━━━ Materials provided

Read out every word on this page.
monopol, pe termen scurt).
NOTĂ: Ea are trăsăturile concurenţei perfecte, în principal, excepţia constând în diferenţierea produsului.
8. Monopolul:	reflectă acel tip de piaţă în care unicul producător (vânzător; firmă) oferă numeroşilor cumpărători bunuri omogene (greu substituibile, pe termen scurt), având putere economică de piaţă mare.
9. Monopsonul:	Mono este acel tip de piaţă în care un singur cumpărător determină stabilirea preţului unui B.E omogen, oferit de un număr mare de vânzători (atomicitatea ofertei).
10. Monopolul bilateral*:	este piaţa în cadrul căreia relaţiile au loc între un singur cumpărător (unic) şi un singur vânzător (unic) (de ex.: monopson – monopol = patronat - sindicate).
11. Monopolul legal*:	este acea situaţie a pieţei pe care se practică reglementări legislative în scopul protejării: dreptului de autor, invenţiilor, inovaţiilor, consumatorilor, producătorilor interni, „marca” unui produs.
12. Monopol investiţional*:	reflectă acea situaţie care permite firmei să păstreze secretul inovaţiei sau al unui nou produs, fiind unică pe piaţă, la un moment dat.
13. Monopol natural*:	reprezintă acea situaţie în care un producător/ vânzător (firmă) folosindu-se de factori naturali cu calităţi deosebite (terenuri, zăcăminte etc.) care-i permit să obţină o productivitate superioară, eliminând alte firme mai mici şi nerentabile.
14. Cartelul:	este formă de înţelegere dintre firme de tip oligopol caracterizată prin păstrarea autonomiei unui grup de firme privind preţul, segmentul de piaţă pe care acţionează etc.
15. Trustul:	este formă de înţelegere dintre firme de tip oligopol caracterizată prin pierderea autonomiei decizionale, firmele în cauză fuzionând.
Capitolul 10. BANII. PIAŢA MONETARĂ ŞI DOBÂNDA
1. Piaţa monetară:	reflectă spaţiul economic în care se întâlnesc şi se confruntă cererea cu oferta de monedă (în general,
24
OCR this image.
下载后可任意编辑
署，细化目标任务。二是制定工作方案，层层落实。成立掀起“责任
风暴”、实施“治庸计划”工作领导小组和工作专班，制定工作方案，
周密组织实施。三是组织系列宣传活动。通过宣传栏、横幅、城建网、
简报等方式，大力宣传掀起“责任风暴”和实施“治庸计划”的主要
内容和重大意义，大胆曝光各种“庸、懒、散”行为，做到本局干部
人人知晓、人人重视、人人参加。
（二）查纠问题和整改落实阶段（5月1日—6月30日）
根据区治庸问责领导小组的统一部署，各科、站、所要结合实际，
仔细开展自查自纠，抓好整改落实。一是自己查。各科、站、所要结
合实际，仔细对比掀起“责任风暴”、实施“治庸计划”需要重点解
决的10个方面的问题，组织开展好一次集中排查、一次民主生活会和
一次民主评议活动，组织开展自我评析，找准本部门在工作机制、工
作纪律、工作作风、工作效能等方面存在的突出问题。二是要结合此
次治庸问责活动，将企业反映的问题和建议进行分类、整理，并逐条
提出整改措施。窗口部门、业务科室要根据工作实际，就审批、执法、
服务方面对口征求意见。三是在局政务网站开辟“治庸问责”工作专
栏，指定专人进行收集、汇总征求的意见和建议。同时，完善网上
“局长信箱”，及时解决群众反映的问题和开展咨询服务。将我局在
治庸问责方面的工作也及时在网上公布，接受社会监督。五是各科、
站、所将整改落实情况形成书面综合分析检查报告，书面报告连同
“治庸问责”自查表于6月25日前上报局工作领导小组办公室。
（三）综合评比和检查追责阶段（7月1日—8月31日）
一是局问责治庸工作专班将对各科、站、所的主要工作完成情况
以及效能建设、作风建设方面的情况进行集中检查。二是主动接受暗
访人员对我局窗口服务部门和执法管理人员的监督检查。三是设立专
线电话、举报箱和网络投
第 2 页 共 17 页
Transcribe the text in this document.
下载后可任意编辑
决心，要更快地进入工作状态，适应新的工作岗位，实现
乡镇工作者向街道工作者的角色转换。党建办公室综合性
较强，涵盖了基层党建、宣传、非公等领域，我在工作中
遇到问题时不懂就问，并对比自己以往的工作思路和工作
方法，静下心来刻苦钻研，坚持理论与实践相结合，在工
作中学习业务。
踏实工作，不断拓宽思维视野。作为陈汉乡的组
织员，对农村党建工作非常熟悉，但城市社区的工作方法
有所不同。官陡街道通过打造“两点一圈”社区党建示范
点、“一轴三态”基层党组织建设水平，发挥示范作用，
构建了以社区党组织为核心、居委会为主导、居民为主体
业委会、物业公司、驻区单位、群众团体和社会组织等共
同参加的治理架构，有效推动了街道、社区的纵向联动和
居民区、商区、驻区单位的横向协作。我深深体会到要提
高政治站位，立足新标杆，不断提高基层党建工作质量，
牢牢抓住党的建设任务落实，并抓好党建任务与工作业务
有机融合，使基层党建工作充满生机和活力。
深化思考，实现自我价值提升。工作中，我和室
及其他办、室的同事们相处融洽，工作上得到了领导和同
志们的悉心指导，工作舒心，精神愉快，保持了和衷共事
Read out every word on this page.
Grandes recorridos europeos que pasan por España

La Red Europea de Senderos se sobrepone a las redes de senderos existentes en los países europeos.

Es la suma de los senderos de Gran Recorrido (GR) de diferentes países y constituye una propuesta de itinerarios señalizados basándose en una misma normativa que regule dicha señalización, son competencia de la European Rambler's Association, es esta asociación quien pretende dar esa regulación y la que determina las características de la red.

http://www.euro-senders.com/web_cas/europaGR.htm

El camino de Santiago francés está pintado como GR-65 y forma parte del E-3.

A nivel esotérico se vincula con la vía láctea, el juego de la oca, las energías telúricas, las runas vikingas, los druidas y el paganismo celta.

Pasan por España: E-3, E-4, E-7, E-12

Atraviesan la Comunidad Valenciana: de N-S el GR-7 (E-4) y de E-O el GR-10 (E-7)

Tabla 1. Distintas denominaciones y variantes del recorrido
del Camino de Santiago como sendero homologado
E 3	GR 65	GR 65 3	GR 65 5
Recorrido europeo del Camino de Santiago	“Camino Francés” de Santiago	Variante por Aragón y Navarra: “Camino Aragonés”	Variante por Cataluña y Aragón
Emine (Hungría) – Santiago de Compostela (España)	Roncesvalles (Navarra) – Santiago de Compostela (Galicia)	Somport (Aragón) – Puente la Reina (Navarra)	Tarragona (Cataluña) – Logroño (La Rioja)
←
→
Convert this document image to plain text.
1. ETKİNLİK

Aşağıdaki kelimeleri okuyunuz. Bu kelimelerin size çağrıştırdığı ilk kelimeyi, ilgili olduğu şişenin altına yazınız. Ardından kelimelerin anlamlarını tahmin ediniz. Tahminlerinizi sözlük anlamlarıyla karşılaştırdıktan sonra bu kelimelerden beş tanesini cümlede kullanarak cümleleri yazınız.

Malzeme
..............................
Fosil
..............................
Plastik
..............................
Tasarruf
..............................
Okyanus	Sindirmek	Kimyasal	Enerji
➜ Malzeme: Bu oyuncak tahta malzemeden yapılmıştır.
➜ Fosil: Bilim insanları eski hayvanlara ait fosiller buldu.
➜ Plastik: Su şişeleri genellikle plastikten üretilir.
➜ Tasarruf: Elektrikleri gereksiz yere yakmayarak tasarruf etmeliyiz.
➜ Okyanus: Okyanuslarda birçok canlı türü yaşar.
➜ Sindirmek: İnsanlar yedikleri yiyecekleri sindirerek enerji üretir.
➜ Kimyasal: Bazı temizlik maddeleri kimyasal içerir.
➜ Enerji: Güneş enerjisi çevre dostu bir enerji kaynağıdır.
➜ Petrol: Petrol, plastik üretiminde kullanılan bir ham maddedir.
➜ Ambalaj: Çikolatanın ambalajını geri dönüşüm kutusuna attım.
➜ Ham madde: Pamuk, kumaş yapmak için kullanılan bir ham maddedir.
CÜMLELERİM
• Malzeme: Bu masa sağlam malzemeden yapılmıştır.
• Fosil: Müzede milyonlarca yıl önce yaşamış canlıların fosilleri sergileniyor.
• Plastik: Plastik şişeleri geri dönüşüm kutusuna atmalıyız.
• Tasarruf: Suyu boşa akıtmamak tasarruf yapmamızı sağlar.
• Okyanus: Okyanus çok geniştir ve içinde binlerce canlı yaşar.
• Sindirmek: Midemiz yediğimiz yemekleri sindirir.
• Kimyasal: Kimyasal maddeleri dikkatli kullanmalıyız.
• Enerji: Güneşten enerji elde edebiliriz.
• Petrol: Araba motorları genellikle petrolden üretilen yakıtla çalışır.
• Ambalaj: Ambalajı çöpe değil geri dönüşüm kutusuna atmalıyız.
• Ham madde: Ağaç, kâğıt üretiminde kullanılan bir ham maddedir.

━━━━━━

Set problem ::
Among the lines of the data above, determine how many contain the word "Petrol". Report the number alone.

Full output ::
2